[Work instructions]: The records below must be duplicated exactly, character for character.

···

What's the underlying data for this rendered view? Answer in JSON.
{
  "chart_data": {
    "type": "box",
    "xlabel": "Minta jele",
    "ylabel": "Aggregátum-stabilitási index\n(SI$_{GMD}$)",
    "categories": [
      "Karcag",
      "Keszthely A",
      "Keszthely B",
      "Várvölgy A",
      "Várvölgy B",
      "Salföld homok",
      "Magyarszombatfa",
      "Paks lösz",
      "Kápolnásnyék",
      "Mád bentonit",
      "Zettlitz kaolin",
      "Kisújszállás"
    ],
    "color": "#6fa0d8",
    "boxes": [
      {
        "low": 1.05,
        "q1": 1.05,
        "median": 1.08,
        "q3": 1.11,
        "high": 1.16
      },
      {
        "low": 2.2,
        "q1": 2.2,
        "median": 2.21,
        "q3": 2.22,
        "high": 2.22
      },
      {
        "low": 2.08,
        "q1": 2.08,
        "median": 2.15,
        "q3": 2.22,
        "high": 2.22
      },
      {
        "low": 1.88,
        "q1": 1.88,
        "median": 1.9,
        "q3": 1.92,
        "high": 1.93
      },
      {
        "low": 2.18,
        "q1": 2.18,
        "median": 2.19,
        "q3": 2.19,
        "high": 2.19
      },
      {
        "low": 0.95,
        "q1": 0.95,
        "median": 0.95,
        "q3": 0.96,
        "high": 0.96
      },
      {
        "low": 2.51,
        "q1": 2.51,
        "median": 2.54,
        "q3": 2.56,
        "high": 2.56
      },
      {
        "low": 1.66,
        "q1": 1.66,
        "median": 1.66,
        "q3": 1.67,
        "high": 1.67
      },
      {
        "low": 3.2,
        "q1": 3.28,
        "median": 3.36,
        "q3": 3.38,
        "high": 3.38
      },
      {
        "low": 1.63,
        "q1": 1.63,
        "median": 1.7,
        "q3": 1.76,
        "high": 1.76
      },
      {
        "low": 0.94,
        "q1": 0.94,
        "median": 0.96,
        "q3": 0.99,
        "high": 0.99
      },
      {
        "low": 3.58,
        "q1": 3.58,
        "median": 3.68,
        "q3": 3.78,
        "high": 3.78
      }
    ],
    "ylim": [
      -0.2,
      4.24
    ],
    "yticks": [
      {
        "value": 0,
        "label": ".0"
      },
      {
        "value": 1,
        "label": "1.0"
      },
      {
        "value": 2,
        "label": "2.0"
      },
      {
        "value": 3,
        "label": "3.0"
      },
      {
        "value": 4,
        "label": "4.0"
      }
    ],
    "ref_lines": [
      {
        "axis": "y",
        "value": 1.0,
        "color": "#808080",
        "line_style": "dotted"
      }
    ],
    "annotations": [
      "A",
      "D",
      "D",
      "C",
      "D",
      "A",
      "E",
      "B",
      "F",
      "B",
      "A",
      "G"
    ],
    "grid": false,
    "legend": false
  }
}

···

[Exercise output]:
What's the underlying data for this rendered view? Answer in JSON.
{
  "chart_data": {
    "type": "box",
    "xlabel": "Minta jele",
    "ylabel": "Aggregátum-stabilitási index\n(SI$_{GMD}$)",
    "categories": [
      "Karcag",
      "Keszthely A",
      "Keszthely B",
      "Várvölgy A",
      "Várvölgy B",
      "Salföld homok",
      "Magyarszombatfa",
      "Paks lösz",
      "Kápolnásnyék",
      "Mád bentonit",
      "Zettlitz kaolin",
      "Kisújszállás"
    ],
    "color": "#6fa0d8",
    "boxes": [
      {
        "low": 1.05,
        "q1": 1.05,
        "median": 1.08,
        "q3": 1.11,
        "high": 1.16
      },
      {
        "low": 2.2,
        "q1": 2.2,
        "median": 2.21,
        "q3": 2.22,
        "high": 2.22
      },
      {
        "low": 2.08,
        "q1": 2.08,
        "median": 2.15,
        "q3": 2.22,
        "high": 2.22
      },
      {
        "low": 1.88,
        "q1": 1.88,
        "median": 1.9,
        "q3": 1.92,
        "high": 1.93
      },
      {
        "low": 2.18,
        "q1": 2.18,
        "median": 2.19,
        "q3": 2.19,
        "high": 2.19
      },
      {
        "low": 0.95,
        "q1": 0.95,
        "median": 0.95,
        "q3": 0.96,
        "high": 0.96
      },
      {
        "low": 2.51,
        "q1": 2.51,
        "median": 2.54,
        "q3": 2.56,
        "high": 2.56
      },
      {
        "low": 1.66,
        "q1": 1.66,
        "median": 1.66,
        "q3": 1.67,
        "high": 1.67
      },
      {
        "low": 3.2,
        "q1": 3.28,
        "median": 3.36,
        "q3": 3.38,
        "high": 3.38
      },
      {
        "low": 1.63,
        "q1": 1.63,
        "median": 1.7,
        "q3": 1.76,
        "high": 1.76
      },
      {
        "low": 0.94,
        "q1": 0.94,
        "median": 0.96,
        "q3": 0.99,
        "high": 0.99
      },
      {
        "low": 3.58,
        "q1": 3.58,
        "median": 3.68,
        "q3": 3.78,
        "high": 3.78
      }
    ],
    "ylim": [
      -0.2,
      4.24
    ],
    "yticks": [
      {
        "value": 0,
        "label": ".0"
      },
      {
        "value": 1,
        "label": "1.0"
      },
      {
        "value": 2,
        "label": "2.0"
      },
      {
        "value": 3,
        "label": "3.0"
      },
      {
        "value": 4,
        "label": "4.0"
      }
    ],
    "ref_lines": [
      {
        "axis": "y",
        "value": 1.0,
        "color": "#808080",
        "line_style": "dotted"
      }
    ],
    "annotations": [
      "A",
      "D",
      "D",
      "C",
      "D",
      "A",
      "E",
      "B",
      "F",
      "B",
      "A",
      "G"
    ],
    "grid": false,
    "legend": false
  }
}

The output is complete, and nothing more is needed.